Written exercise:
Could you repeat the records below exactly, leaving out any pictures?

Extracted information:
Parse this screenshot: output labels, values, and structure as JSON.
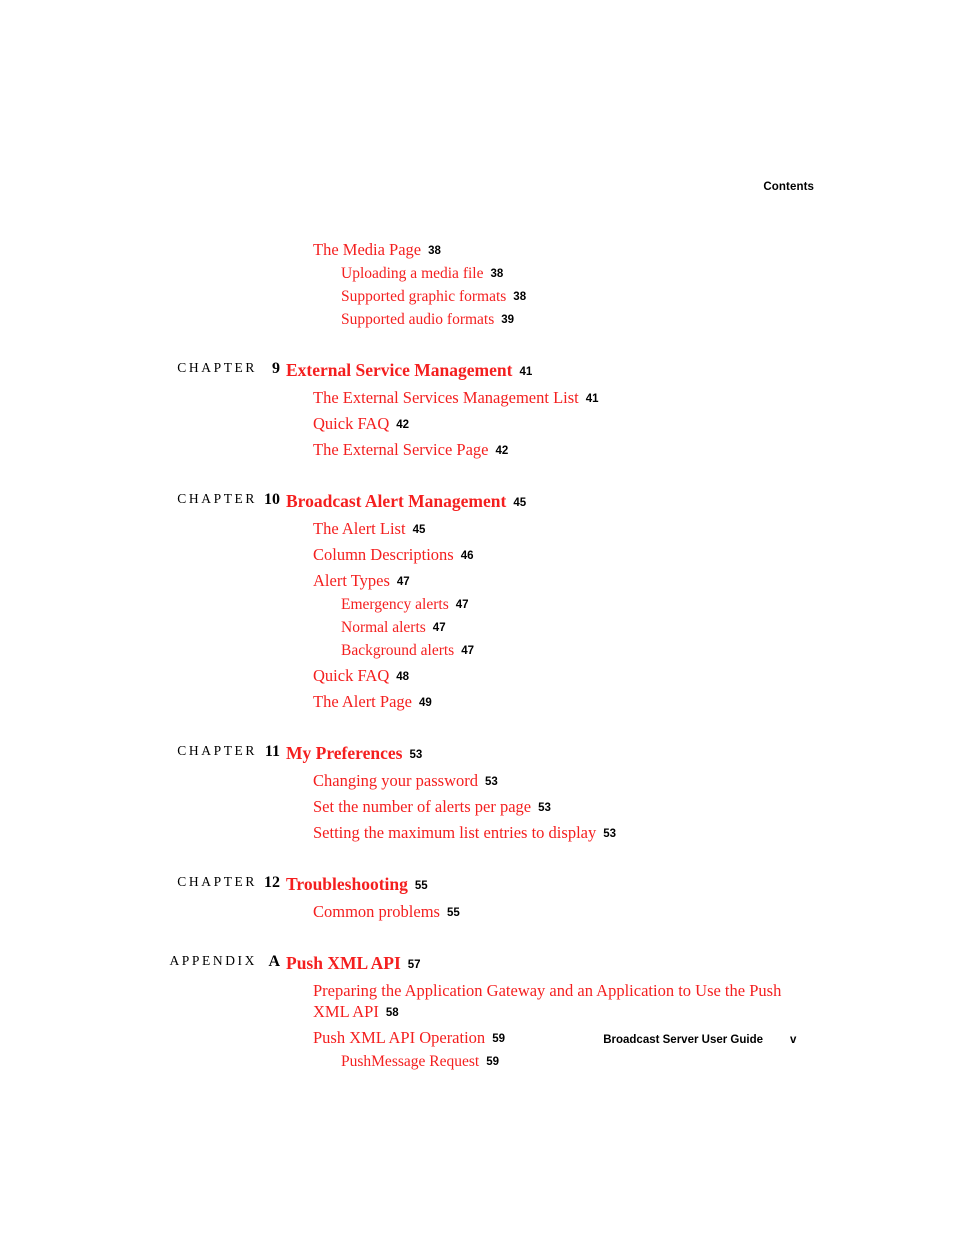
{
  "header": {
    "running_head": "Contents"
  },
  "footer": {
    "book_title": "Broadcast Server User Guide",
    "folio": "v"
  },
  "toc": {
    "orphan_entries": [
      {
        "level": 1,
        "text": "The Media Page",
        "page": "38"
      },
      {
        "level": 2,
        "text": "Uploading a media file",
        "page": "38"
      },
      {
        "level": 2,
        "text": "Supported graphic formats",
        "page": "38"
      },
      {
        "level": 2,
        "text": "Supported audio formats",
        "page": "39"
      }
    ],
    "chapters": [
      {
        "kicker": "CHAPTER",
        "number": "9",
        "title": "External Service Management",
        "page": "41",
        "entries": [
          {
            "level": 1,
            "text": "The External Services Management List",
            "page": "41"
          },
          {
            "level": 1,
            "text": "Quick FAQ",
            "page": "42"
          },
          {
            "level": 1,
            "text": "The External Service Page",
            "page": "42"
          }
        ]
      },
      {
        "kicker": "CHAPTER",
        "number": "10",
        "title": "Broadcast Alert Management",
        "page": "45",
        "entries": [
          {
            "level": 1,
            "text": "The Alert List",
            "page": "45"
          },
          {
            "level": 1,
            "text": "Column Descriptions",
            "page": "46"
          },
          {
            "level": 1,
            "text": "Alert Types",
            "page": "47"
          },
          {
            "level": 2,
            "text": "Emergency alerts",
            "page": "47"
          },
          {
            "level": 2,
            "text": "Normal alerts",
            "page": "47"
          },
          {
            "level": 2,
            "text": "Background alerts",
            "page": "47"
          },
          {
            "level": 1,
            "text": "Quick FAQ",
            "page": "48"
          },
          {
            "level": 1,
            "text": "The Alert Page",
            "page": "49"
          }
        ]
      },
      {
        "kicker": "CHAPTER",
        "number": "11",
        "title": "My Preferences",
        "page": "53",
        "entries": [
          {
            "level": 1,
            "text": "Changing your password",
            "page": "53"
          },
          {
            "level": 1,
            "text": "Set the number of alerts per page",
            "page": "53"
          },
          {
            "level": 1,
            "text": "Setting the maximum list entries to display",
            "page": "53"
          }
        ]
      },
      {
        "kicker": "CHAPTER",
        "number": "12",
        "title": "Troubleshooting",
        "page": "55",
        "entries": [
          {
            "level": 1,
            "text": "Common problems",
            "page": "55"
          }
        ]
      },
      {
        "kicker": "APPENDIX",
        "number": "A",
        "title": "Push XML API",
        "page": "57",
        "entries": [
          {
            "level": 1,
            "text": "Preparing the Application Gateway and an Application to Use the Push XML API",
            "page": "58",
            "wrap": true
          },
          {
            "level": 1,
            "text": "Push XML API Operation",
            "page": "59"
          },
          {
            "level": 2,
            "text": "PushMessage Request",
            "page": "59"
          }
        ]
      }
    ]
  }
}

Answer to the problem:
Parse this screenshot: output labels, values, and structure as JSON.
{
  "header": {
    "running_head": "Contents"
  },
  "footer": {
    "book_title": "Broadcast Server User Guide",
    "folio": "v"
  },
  "toc": {
    "orphan_entries": [
      {
        "level": 1,
        "text": "The Media Page",
        "page": "38"
      },
      {
        "level": 2,
        "text": "Uploading a media file",
        "page": "38"
      },
      {
        "level": 2,
        "text": "Supported graphic formats",
        "page": "38"
      },
      {
        "level": 2,
        "text": "Supported audio formats",
        "page": "39"
      }
    ],
    "chapters": [
      {
        "kicker": "CHAPTER",
        "number": "9",
        "title": "External Service Management",
        "page": "41",
        "entries": [
          {
            "level": 1,
            "text": "The External Services Management List",
            "page": "41"
          },
          {
            "level": 1,
            "text": "Quick FAQ",
            "page": "42"
          },
          {
            "level": 1,
            "text": "The External Service Page",
            "page": "42"
          }
        ]
      },
      {
        "kicker": "CHAPTER",
        "number": "10",
        "title": "Broadcast Alert Management",
        "page": "45",
        "entries": [
          {
            "level": 1,
            "text": "The Alert List",
            "page": "45"
          },
          {
            "level": 1,
            "text": "Column Descriptions",
            "page": "46"
          },
          {
            "level": 1,
            "text": "Alert Types",
            "page": "47"
          },
          {
            "level": 2,
            "text": "Emergency alerts",
            "page": "47"
          },
          {
            "level": 2,
            "text": "Normal alerts",
            "page": "47"
          },
          {
            "level": 2,
            "text": "Background alerts",
            "page": "47"
          },
          {
            "level": 1,
            "text": "Quick FAQ",
            "page": "48"
          },
          {
            "level": 1,
            "text": "The Alert Page",
            "page": "49"
          }
        ]
      },
      {
        "kicker": "CHAPTER",
        "number": "11",
        "title": "My Preferences",
        "page": "53",
        "entries": [
          {
            "level": 1,
            "text": "Changing your password",
            "page": "53"
          },
          {
            "level": 1,
            "text": "Set the number of alerts per page",
            "page": "53"
          },
          {
            "level": 1,
            "text": "Setting the maximum list entries to display",
            "page": "53"
          }
        ]
      },
      {
        "kicker": "CHAPTER",
        "number": "12",
        "title": "Troubleshooting",
        "page": "55",
        "entries": [
          {
            "level": 1,
            "text": "Common problems",
            "page": "55"
          }
        ]
      },
      {
        "kicker": "APPENDIX",
        "number": "A",
        "title": "Push XML API",
        "page": "57",
        "entries": [
          {
            "level": 1,
            "text": "Preparing the Application Gateway and an Application to Use the Push XML API",
            "page": "58",
            "wrap": true
          },
          {
            "level": 1,
            "text": "Push XML API Operation",
            "page": "59"
          },
          {
            "level": 2,
            "text": "PushMessage Request",
            "page": "59"
          }
        ]
      }
    ]
  }
}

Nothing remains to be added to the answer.